(Stored items from a collection)
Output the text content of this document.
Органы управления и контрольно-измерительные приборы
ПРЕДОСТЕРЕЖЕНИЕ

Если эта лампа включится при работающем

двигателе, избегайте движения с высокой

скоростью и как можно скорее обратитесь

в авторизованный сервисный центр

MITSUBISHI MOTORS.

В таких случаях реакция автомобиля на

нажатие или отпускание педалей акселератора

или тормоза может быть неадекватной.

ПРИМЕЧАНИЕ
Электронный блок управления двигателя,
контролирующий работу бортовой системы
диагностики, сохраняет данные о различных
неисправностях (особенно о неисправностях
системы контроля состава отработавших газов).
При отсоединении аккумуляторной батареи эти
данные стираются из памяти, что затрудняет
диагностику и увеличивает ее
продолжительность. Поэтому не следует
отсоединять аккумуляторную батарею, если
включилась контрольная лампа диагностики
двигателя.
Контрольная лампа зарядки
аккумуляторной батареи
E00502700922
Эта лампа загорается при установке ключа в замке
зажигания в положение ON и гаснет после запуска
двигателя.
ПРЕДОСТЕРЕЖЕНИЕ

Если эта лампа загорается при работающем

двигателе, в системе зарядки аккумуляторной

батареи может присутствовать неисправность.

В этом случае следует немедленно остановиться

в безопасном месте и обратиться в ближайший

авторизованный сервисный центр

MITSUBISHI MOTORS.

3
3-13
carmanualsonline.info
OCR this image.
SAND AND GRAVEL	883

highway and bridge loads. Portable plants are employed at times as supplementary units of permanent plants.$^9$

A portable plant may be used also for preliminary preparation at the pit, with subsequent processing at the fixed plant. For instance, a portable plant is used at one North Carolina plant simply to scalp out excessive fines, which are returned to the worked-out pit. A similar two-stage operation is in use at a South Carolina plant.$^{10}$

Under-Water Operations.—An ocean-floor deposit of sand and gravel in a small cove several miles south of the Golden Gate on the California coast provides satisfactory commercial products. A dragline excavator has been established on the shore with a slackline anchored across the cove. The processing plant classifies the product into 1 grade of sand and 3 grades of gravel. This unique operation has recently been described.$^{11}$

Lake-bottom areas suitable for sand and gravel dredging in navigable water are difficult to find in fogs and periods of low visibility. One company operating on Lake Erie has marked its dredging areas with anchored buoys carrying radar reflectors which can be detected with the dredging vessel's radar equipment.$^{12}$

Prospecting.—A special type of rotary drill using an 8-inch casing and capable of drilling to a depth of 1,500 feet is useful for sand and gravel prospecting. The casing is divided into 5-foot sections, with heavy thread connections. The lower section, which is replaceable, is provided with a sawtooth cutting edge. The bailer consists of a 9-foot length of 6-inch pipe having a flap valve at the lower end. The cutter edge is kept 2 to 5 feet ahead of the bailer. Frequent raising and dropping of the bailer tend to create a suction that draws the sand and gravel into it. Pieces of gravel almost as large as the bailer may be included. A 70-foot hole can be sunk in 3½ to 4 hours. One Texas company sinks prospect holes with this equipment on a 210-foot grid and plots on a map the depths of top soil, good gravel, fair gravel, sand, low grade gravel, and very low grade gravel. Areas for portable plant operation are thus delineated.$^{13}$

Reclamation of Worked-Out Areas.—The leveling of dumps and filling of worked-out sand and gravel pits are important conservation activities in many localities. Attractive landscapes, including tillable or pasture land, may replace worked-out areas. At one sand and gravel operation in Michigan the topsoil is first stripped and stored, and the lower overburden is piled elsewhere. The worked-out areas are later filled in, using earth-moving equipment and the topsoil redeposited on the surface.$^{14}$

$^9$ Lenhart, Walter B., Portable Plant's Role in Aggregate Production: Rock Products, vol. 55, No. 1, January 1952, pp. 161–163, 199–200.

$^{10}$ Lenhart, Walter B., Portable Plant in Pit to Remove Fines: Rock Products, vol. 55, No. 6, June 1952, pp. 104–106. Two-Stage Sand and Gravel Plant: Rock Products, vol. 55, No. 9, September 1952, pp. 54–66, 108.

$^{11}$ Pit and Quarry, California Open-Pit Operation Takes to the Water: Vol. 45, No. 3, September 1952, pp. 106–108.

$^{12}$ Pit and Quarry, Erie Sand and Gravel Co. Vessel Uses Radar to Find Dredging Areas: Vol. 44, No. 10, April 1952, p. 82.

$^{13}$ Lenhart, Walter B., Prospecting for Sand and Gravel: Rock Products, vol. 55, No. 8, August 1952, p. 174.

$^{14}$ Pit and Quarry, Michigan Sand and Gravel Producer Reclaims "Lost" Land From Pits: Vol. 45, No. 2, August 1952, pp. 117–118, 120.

Problem to work on
Show all lines from the records above where the word "аккумуляторной" occurs.

Solution to the exercise
При отсоединении аккумуляторной батареи эти
аккумуляторной батареи
двигателе, в системе зарядки аккумуляторной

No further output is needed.